━━━━━ Extracted material

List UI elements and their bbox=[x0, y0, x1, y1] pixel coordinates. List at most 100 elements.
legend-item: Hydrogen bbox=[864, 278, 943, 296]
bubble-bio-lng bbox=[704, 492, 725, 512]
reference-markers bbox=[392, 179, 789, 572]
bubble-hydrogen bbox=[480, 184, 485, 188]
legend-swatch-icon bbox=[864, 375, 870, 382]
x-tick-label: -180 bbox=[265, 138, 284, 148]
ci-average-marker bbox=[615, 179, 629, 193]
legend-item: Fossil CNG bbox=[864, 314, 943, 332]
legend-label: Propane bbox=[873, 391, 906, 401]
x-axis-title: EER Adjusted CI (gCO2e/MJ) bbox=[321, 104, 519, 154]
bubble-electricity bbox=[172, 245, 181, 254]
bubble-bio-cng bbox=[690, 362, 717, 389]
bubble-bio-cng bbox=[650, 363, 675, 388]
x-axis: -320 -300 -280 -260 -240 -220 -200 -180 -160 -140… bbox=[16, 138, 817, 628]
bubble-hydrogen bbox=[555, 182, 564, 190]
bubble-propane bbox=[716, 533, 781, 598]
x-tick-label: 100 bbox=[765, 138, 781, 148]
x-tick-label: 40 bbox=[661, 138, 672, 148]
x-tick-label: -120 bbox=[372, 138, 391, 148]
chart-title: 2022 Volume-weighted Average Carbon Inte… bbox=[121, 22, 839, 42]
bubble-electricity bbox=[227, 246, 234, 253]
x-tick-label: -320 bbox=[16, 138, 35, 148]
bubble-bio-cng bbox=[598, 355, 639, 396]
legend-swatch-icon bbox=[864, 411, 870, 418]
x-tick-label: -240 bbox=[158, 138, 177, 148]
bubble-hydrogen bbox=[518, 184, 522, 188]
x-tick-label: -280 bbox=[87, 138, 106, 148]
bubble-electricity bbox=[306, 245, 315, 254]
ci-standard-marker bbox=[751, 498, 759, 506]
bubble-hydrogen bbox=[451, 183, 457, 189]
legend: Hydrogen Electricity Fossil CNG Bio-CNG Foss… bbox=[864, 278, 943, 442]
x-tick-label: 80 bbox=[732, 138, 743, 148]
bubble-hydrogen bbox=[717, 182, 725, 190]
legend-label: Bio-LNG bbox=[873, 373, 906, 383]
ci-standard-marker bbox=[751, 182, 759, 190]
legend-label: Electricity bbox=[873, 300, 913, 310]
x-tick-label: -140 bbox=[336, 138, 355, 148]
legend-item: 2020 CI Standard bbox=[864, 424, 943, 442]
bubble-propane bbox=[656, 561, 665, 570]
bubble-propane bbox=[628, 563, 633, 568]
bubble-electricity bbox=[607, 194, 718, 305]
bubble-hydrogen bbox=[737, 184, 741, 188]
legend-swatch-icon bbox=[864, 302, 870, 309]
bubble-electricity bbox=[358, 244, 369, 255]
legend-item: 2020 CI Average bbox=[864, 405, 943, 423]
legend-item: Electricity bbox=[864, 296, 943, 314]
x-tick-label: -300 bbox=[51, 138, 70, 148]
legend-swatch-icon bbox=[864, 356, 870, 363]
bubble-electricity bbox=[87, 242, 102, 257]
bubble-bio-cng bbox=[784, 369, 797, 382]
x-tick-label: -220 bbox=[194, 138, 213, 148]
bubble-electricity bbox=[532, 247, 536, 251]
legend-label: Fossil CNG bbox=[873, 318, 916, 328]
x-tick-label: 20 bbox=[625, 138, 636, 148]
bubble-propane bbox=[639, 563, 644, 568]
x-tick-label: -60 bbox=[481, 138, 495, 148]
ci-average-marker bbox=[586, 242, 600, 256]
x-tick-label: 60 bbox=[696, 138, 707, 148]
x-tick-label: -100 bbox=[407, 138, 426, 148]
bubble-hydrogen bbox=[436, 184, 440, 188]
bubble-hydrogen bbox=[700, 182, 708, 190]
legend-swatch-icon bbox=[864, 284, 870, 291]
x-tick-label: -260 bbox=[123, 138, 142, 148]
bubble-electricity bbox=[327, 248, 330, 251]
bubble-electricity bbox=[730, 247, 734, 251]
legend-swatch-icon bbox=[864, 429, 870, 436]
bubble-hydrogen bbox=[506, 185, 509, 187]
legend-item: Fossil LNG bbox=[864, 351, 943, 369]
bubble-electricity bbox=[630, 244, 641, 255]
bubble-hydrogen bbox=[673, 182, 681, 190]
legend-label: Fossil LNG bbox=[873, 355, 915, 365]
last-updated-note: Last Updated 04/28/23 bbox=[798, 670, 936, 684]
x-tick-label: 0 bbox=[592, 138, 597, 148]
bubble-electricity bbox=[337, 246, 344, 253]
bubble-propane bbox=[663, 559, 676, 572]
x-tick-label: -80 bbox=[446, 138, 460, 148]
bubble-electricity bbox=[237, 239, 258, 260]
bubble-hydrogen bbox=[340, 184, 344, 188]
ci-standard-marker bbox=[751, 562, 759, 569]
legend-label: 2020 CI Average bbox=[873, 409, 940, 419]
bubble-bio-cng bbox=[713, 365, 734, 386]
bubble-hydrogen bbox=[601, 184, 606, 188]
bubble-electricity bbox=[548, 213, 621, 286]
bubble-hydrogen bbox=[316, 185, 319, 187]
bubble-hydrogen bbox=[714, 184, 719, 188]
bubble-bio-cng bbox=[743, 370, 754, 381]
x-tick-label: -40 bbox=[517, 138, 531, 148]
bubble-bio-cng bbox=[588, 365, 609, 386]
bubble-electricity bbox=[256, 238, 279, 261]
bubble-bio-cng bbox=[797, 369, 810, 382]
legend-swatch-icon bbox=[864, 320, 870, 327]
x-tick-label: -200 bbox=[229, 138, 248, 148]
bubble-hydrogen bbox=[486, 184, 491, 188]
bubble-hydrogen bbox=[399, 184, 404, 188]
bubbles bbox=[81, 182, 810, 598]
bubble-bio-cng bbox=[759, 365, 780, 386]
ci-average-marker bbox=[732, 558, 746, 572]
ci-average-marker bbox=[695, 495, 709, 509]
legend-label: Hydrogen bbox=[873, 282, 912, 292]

━━━━━━━━━━

Given instruction
Print the listing unchanged, from its first line up to and including the line that contains "bubble-electricity bbox=[306, 245, 315, 254]".

The reply
List UI elements and their bbox=[x0, y0, x1, y1] pixel coordinates. List at most 100 elements.
legend-item: Hydrogen bbox=[864, 278, 943, 296]
bubble-bio-lng bbox=[704, 492, 725, 512]
reference-markers bbox=[392, 179, 789, 572]
bubble-hydrogen bbox=[480, 184, 485, 188]
legend-swatch-icon bbox=[864, 375, 870, 382]
x-tick-label: -180 bbox=[265, 138, 284, 148]
ci-average-marker bbox=[615, 179, 629, 193]
legend-item: Fossil CNG bbox=[864, 314, 943, 332]
legend-label: Propane bbox=[873, 391, 906, 401]
x-axis-title: EER Adjusted CI (gCO2e/MJ) bbox=[321, 104, 519, 154]
bubble-electricity bbox=[172, 245, 181, 254]
bubble-bio-cng bbox=[690, 362, 717, 389]
bubble-bio-cng bbox=[650, 363, 675, 388]
x-axis: -320 -300 -280 -260 -240 -220 -200 -180 -160 -140… bbox=[16, 138, 817, 628]
bubble-hydrogen bbox=[555, 182, 564, 190]
bubble-propane bbox=[716, 533, 781, 598]
x-tick-label: 100 bbox=[765, 138, 781, 148]
x-tick-label: 40 bbox=[661, 138, 672, 148]
x-tick-label: -120 bbox=[372, 138, 391, 148]
chart-title: 2022 Volume-weighted Average Carbon Inte… bbox=[121, 22, 839, 42]
bubble-electricity bbox=[227, 246, 234, 253]
x-tick-label: -320 bbox=[16, 138, 35, 148]
bubble-bio-cng bbox=[598, 355, 639, 396]
legend-swatch-icon bbox=[864, 411, 870, 418]
x-tick-label: -240 bbox=[158, 138, 177, 148]
bubble-hydrogen bbox=[518, 184, 522, 188]
x-tick-label: -280 bbox=[87, 138, 106, 148]
bubble-electricity bbox=[306, 245, 315, 254]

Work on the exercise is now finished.